*Exercise*. Using the judicial review excerpt below, explain in one to three sentences why the quoted passage finds that the scale tips in favour of the Trustees.

*Excerpt to read*.

At best, it is borderline, but when I balance the interests of the Trustees and the interests of the state in having the alleged misconduct punished, I find the scale tips in favour of the Trustees. [The Trustees] have a judgment of the Superintendent attesting to the fact that they had not received full disclosure in a related case. They were assured in the present case that disclosure was complete, only to receive further disclosure at a later date. The integrity of the process is put into question, so is their right and ability to make full answer and defence. [at pp. 7-8]

[43]                As a consequence, the Delegate concluded that the proceedings should be stayed.

Issues

[44]            The issues raised by this application are:

            1.          What is the appropriate standard of review?

            2.         What is the extent of the duty of disclosure on the SDA?

            3.          Was there a breach of the duty of disclosure on the part of the SDA?

            4.         What is the applicable test for granting a stay of proceedings? and

            5.          Did the Delegate err in staying the disciplinary proceedings in the circumstances of                                 this case?

What is the Appropriate Standard of Review?

[45]            The parties are in agreement that a stay of proceedings is a discretionary remedy, and that a reviewing court should not lightly interfere with a decision to grant or deny a stay in a given set of circumstances. Both parties refer to the comments of the Supreme Court of Canada in Canada v. Tobiass [1997] 3 S.C.R. 391 at ¶ 87, where the Court confirmed that intervention will only be justified where the adjudicator misdirects him- or herself, or the decision is so clearly wrong as to amount to an injustice.

[45]

[46]            However, it should be noted that Tobiass involved the appellate review of a trial judge's decision granting a stay, as opposed to the judicial review of the decision of an administrative tribunal to stay proceedings.

[47]            In Sheriff v. Canada (Attorney General), [2005] F.C.J. No. 399, 2005 FC 305, this Court was called upon to identify the standard of review to be applied in a judicial review of the decision of the Superintendent of Bankruptcy refusing to stay the first disciplinary proceeding against the Trustees. The Court concluded a decision whether or not to stay proceedings involved questions of mixed fact and law, and that the standard of review to be applied with respect to the merits of the Superintendent of Bankruptcy's decision in relation to the motion for a stay was that of reasonableness. [at ¶ 32]

[48]            While the Superintendent of Bankruptcy's powers have been delegated in this case, I see no basis for applying a different standard of review to the decision of the Delegate to stay these proceedings.

(Coordinate annotation lines)
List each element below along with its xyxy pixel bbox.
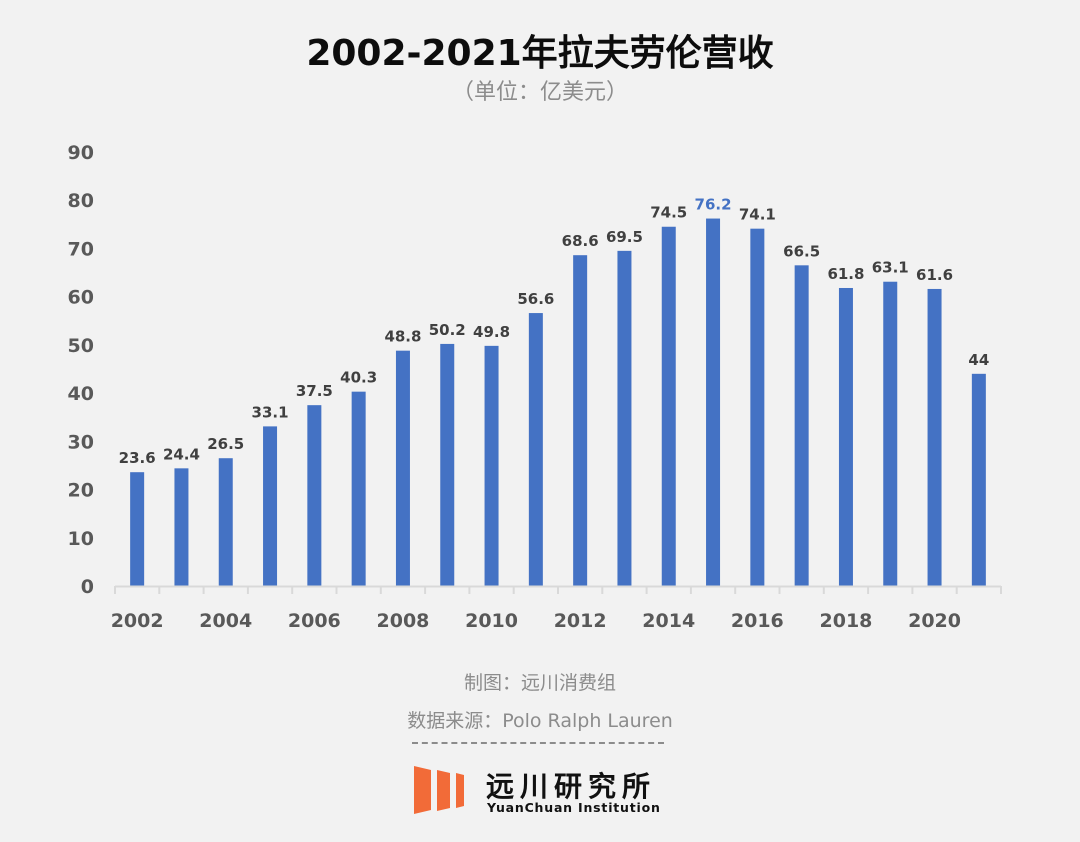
x-tick-label: 2008 (377, 610, 430, 632)
data-label: 44 (968, 351, 989, 369)
bar (440, 343, 455, 586)
data-label: 61.6 (916, 266, 953, 284)
bar (218, 458, 233, 586)
y-axis-ticks: 0 10 20 30 40 50 60 70 80 90 (68, 142, 94, 598)
y-tick-label: 80 (68, 190, 94, 212)
bar (484, 345, 499, 586)
data-label: 23.6 (119, 449, 156, 467)
bar (307, 405, 322, 586)
x-axis (114, 585, 1002, 594)
y-tick-label: 50 (68, 335, 94, 357)
x-tick-label: 2010 (465, 610, 518, 632)
bar (794, 265, 809, 586)
data-source: 数据来源：Polo Ralph Lauren (407, 710, 673, 732)
divider (412, 742, 664, 744)
bar (971, 373, 986, 586)
x-tick-label: 2016 (731, 610, 784, 632)
bar (395, 350, 410, 586)
data-label: 24.4 (163, 445, 200, 463)
logo-name-en: YuanChuan Institution (487, 800, 661, 815)
data-label: 69.5 (606, 228, 643, 246)
y-tick-label: 90 (68, 142, 94, 164)
data-label: 61.8 (827, 265, 864, 283)
y-tick-label: 10 (68, 528, 94, 550)
x-tick-label: 2014 (642, 610, 695, 632)
x-axis-ticks: 2002 2004 2006 2008 2010 2012 2014 2016 2018 2020 (111, 610, 961, 632)
data-label: 74.1 (739, 206, 776, 224)
x-tick-label: 2002 (111, 610, 164, 632)
chart-subtitle: （单位：亿美元） (451, 80, 628, 105)
y-tick-label: 20 (68, 480, 94, 502)
bar (263, 426, 278, 586)
data-label: 37.5 (296, 382, 333, 400)
x-tick-label: 2018 (820, 610, 873, 632)
y-tick-label: 70 (68, 238, 94, 260)
logo-icon (414, 766, 464, 814)
bar (617, 250, 632, 586)
data-label: 66.5 (783, 242, 820, 260)
bar (927, 288, 942, 586)
x-tick-label: 2004 (199, 610, 252, 632)
chart-title: 2002-2021年拉夫劳伦营收 (306, 33, 774, 74)
logo-bar-1 (414, 766, 431, 814)
bar (750, 228, 765, 586)
x-tick-label: 2012 (554, 610, 607, 632)
chart-credit: 制图：远川消费组 (463, 672, 616, 694)
x-tick-label: 2006 (288, 610, 341, 632)
data-label: 49.8 (473, 323, 510, 341)
y-tick-label: 30 (68, 431, 94, 453)
data-label: 50.2 (429, 321, 466, 339)
logo-name-cn: 远川研究所 (486, 770, 657, 803)
bar (130, 472, 145, 586)
bar (838, 287, 853, 586)
data-label: 63.1 (872, 259, 909, 277)
data-label: 40.3 (340, 369, 377, 387)
bar (351, 391, 366, 586)
data-label: 56.6 (517, 290, 554, 308)
bar (883, 281, 898, 586)
y-tick-label: 40 (68, 383, 94, 405)
data-label: 76.2 (695, 196, 732, 214)
bar-chart: 0 10 20 30 40 50 60 70 80 90 23.6 24.4 26.5 33.1 37.5… (68, 142, 1002, 632)
y-tick-label: 0 (81, 576, 94, 598)
bars (130, 218, 986, 586)
data-label: 48.8 (384, 328, 421, 346)
data-label: 26.5 (207, 435, 244, 453)
y-tick-label: 60 (68, 287, 94, 309)
bar (706, 218, 721, 586)
data-label: 68.6 (562, 232, 599, 250)
bar (661, 226, 676, 586)
data-label: 74.5 (650, 204, 687, 222)
logo-bar-2 (437, 770, 450, 811)
bar (174, 468, 189, 586)
logo-bar-3 (456, 773, 464, 808)
data-labels: 23.6 24.4 26.5 33.1 37.5 40.3 48.8 50.2 49.8 56.6… (119, 196, 990, 468)
bar (573, 255, 588, 586)
x-tick-label: 2020 (908, 610, 961, 632)
data-label: 33.1 (252, 403, 289, 421)
bar (528, 313, 543, 586)
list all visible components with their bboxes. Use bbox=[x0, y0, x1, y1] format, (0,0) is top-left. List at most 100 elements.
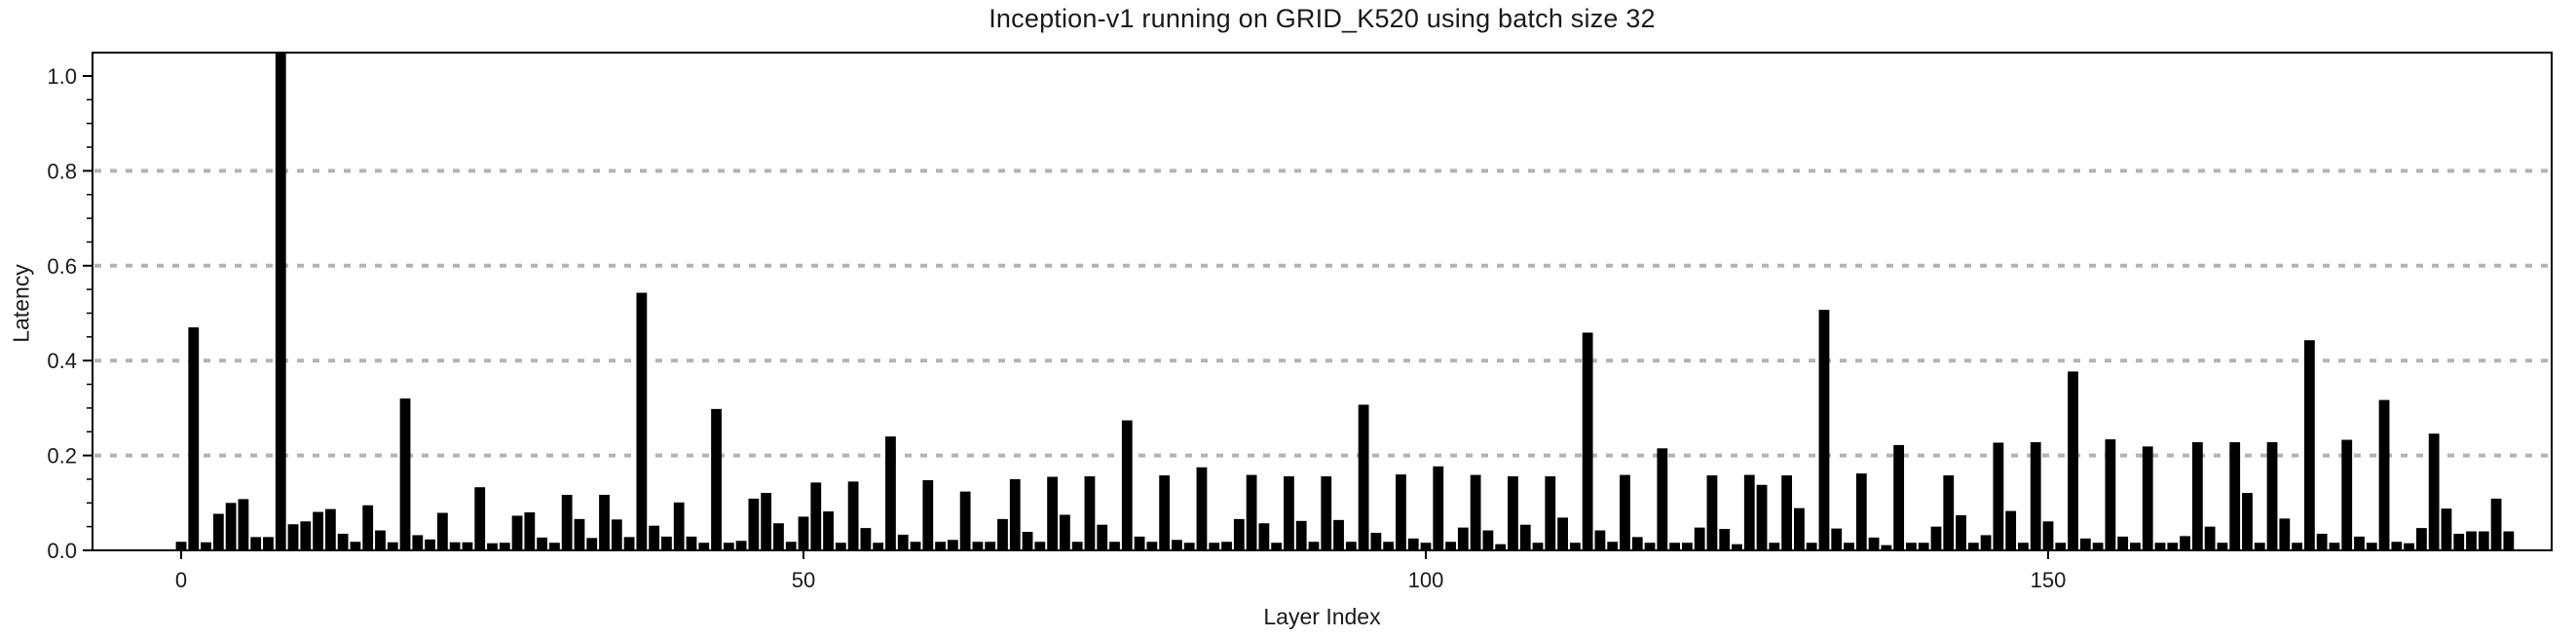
bar-layer-85 bbox=[1233, 518, 1245, 550]
bar-layer-31 bbox=[561, 495, 573, 550]
bar-layer-26 bbox=[499, 543, 510, 550]
x-tick-label: 100 bbox=[1408, 568, 1444, 592]
bar-layer-96 bbox=[1370, 532, 1382, 550]
bar-layer-8 bbox=[275, 53, 286, 551]
bar-layer-45 bbox=[735, 541, 747, 550]
bar-layer-115 bbox=[1607, 542, 1619, 550]
bar-layer-60 bbox=[922, 479, 934, 550]
x-tick-label: 50 bbox=[792, 568, 815, 592]
bar-layer-37 bbox=[636, 292, 648, 550]
bar-layer-165 bbox=[2229, 441, 2241, 550]
bar-layer-71 bbox=[1059, 514, 1070, 550]
bar-layer-74 bbox=[1097, 524, 1108, 550]
bar-layer-25 bbox=[487, 543, 498, 550]
bar-layer-39 bbox=[661, 536, 672, 550]
bar-layer-106 bbox=[1495, 544, 1507, 550]
bar-layer-152 bbox=[2068, 371, 2078, 550]
bar-layer-33 bbox=[586, 538, 598, 550]
bar-layer-80 bbox=[1172, 540, 1182, 550]
bar-layer-104 bbox=[1470, 474, 1481, 550]
bar-layer-87 bbox=[1258, 523, 1270, 550]
bar-layer-181 bbox=[2428, 433, 2440, 550]
bar-layer-132 bbox=[1818, 310, 1830, 550]
bar-layer-180 bbox=[2416, 528, 2427, 550]
bar-layer-105 bbox=[1482, 530, 1494, 550]
bar-layer-118 bbox=[1644, 543, 1656, 550]
bar-layer-19 bbox=[412, 535, 424, 550]
bar-layer-158 bbox=[2142, 446, 2153, 550]
y-tick-label: 0.2 bbox=[47, 444, 77, 469]
bar-layer-38 bbox=[649, 525, 660, 550]
bar-layer-153 bbox=[2079, 538, 2091, 550]
bar-layer-50 bbox=[798, 516, 809, 550]
bar-layer-10 bbox=[300, 521, 312, 550]
bar-layer-83 bbox=[1209, 543, 1220, 550]
bar-layer-102 bbox=[1445, 542, 1456, 550]
bar-layer-179 bbox=[2404, 543, 2415, 550]
bar-layer-47 bbox=[761, 493, 772, 550]
bar-layer-186 bbox=[2490, 498, 2502, 550]
bar-layer-61 bbox=[935, 542, 946, 550]
bar-layer-137 bbox=[1881, 544, 1892, 550]
bar-layer-16 bbox=[375, 530, 386, 550]
bar-layer-156 bbox=[2117, 536, 2129, 550]
bar-layer-122 bbox=[1694, 527, 1705, 550]
bar-layer-151 bbox=[2055, 543, 2067, 550]
bar-layer-78 bbox=[1146, 542, 1158, 550]
bar-layer-67 bbox=[1009, 478, 1021, 550]
bar-layer-142 bbox=[1943, 475, 1955, 550]
bar-layer-173 bbox=[2329, 543, 2340, 550]
bar-layer-145 bbox=[1980, 535, 1992, 550]
bar-layer-136 bbox=[1868, 537, 1880, 550]
bar-layer-109 bbox=[1532, 543, 1544, 550]
bar-layer-133 bbox=[1831, 528, 1843, 550]
bar-layer-64 bbox=[972, 542, 984, 550]
bar-layer-167 bbox=[2254, 543, 2265, 550]
bar-layer-177 bbox=[2378, 399, 2390, 550]
bar-layer-92 bbox=[1321, 476, 1332, 550]
bar-layer-176 bbox=[2366, 543, 2377, 550]
bar-layer-23 bbox=[462, 542, 473, 550]
bar-layer-51 bbox=[810, 482, 822, 550]
bar-layer-7 bbox=[263, 537, 274, 550]
bar-layer-120 bbox=[1669, 543, 1680, 550]
bar-layer-185 bbox=[2478, 531, 2489, 550]
bar-layer-113 bbox=[1582, 332, 1593, 550]
bar-layer-155 bbox=[2105, 439, 2116, 550]
bar-layer-97 bbox=[1383, 542, 1395, 550]
bar-layer-184 bbox=[2466, 531, 2477, 550]
bar-layer-34 bbox=[599, 495, 610, 550]
bar-layer-117 bbox=[1631, 537, 1643, 550]
bar-layer-9 bbox=[287, 524, 299, 550]
bar-layer-14 bbox=[350, 542, 361, 550]
bar-layer-57 bbox=[885, 436, 896, 550]
bar-layer-146 bbox=[1993, 442, 2004, 550]
bar-layer-124 bbox=[1719, 529, 1731, 550]
bar-layer-36 bbox=[623, 537, 635, 550]
bar-layer-141 bbox=[1930, 526, 1942, 550]
bar-layer-131 bbox=[1806, 543, 1817, 550]
bar-layer-154 bbox=[2092, 543, 2104, 550]
y-tick-label: 0.6 bbox=[47, 254, 77, 279]
bar-layer-138 bbox=[1893, 444, 1905, 550]
bar-layer-95 bbox=[1358, 404, 1369, 550]
bar-layer-157 bbox=[2130, 543, 2141, 550]
bar-layer-171 bbox=[2303, 340, 2315, 550]
bar-layer-89 bbox=[1284, 476, 1294, 550]
bar-layer-126 bbox=[1743, 474, 1755, 550]
bar-layer-82 bbox=[1196, 467, 1208, 550]
bar-layer-48 bbox=[773, 523, 784, 550]
bar-layer-58 bbox=[897, 534, 909, 550]
bar-layer-101 bbox=[1433, 466, 1444, 550]
bar-layer-168 bbox=[2266, 441, 2278, 550]
bar-layer-128 bbox=[1769, 543, 1780, 550]
bar-layer-90 bbox=[1295, 520, 1307, 550]
x-axis-title: Layer Index bbox=[1263, 604, 1381, 629]
bar-layer-81 bbox=[1183, 543, 1195, 550]
y-tick-label: 0.4 bbox=[47, 349, 77, 373]
bar-layer-175 bbox=[2354, 536, 2365, 550]
bar-layer-182 bbox=[2441, 508, 2452, 550]
bar-layer-63 bbox=[959, 491, 971, 550]
bar-layer-43 bbox=[711, 408, 722, 550]
bar-layer-30 bbox=[549, 543, 560, 550]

*Full answer*. The Trustees already held a judgment of the Superintendent confirming that they had not received full disclosure in a related case. In the present case they were assured that disclosure was complete, yet further disclosure arrived later. This put into question both the integrity of the process and their right and ability to make full answer and defence.